Instructions to follow | Go through each line of the records below and count those with the word "xlabel". Give only the count.

Provided records |
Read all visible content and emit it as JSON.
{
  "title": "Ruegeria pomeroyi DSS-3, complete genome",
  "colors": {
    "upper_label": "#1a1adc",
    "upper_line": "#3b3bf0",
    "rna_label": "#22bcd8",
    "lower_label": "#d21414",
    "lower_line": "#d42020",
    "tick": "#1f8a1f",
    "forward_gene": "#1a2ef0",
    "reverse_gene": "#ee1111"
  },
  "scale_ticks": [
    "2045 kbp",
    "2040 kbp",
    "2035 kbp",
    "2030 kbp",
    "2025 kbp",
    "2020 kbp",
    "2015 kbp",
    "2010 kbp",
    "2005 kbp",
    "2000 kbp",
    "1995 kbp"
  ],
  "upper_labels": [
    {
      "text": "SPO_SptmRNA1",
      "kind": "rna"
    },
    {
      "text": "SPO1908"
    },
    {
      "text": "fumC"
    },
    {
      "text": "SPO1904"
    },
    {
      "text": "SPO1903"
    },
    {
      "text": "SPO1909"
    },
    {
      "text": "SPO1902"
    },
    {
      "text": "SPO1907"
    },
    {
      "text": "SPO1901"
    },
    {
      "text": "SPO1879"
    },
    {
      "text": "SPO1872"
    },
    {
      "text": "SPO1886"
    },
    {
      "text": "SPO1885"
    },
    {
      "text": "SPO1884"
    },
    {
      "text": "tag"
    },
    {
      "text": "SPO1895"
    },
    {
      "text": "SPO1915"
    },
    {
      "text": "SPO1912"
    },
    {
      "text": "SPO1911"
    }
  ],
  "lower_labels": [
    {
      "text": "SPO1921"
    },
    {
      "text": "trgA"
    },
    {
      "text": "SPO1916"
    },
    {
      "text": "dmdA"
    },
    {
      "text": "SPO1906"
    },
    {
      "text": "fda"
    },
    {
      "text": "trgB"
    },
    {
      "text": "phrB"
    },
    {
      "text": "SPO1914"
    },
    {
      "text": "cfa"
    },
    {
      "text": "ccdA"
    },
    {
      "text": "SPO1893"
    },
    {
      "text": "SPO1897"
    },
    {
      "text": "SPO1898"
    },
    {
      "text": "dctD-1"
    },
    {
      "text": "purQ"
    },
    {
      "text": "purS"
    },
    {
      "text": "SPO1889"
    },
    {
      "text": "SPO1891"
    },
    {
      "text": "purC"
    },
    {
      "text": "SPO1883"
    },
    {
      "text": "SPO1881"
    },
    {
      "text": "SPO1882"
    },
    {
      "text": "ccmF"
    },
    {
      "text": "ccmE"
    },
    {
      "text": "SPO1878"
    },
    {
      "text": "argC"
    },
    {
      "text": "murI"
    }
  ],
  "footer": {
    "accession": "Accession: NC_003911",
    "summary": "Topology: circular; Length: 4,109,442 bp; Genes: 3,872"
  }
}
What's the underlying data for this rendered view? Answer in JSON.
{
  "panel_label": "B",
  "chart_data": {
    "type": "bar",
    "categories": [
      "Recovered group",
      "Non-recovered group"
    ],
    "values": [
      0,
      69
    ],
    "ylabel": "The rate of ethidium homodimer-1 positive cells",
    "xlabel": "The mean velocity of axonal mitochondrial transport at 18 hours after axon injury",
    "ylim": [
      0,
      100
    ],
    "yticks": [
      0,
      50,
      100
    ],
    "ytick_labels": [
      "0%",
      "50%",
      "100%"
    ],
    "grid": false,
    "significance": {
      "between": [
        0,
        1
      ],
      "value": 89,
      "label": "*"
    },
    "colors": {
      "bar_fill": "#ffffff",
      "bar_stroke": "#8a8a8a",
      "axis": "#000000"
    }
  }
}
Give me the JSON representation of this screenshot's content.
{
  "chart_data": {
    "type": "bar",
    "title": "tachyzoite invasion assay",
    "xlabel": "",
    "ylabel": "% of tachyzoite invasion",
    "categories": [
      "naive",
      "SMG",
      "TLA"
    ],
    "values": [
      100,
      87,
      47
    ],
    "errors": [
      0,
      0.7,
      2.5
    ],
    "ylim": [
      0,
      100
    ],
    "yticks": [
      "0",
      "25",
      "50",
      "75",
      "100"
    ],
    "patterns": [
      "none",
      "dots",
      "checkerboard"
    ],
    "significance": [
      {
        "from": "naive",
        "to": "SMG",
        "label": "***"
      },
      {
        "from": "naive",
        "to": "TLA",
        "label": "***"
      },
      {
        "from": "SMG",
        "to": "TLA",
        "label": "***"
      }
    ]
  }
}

Completed exercise | 2